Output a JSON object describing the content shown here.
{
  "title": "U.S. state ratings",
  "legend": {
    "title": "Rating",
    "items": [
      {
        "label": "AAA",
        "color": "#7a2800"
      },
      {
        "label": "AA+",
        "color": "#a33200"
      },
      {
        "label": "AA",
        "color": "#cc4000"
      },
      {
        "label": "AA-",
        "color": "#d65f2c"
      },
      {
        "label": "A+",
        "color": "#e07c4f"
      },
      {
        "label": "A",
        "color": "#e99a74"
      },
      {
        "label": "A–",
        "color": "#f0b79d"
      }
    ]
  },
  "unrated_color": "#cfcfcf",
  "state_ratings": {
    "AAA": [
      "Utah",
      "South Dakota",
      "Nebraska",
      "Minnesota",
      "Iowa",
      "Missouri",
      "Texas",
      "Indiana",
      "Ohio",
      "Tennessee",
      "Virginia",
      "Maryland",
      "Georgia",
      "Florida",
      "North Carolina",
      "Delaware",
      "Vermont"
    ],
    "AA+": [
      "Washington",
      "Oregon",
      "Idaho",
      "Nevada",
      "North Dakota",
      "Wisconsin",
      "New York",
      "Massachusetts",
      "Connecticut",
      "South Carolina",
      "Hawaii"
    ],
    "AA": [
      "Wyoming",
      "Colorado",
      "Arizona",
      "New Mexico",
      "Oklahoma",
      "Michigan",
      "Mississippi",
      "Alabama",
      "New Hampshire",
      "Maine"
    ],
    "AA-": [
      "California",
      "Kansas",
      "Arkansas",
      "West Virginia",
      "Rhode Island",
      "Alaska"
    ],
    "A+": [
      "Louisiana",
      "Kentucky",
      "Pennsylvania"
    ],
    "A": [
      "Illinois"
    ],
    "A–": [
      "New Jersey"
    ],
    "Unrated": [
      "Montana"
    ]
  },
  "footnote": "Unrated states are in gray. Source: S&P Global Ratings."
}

________________

- _DIRECTIONS FOR THIS TASK_
Look for the word "label" and return every line where it occurs.

- _RESULT OF THIS TASK_
        "label": "AAA",
        "label": "AA+",
        "label": "AA",
        "label": "AA-",
        "label": "A+",
        "label": "A",
        "label": "A–",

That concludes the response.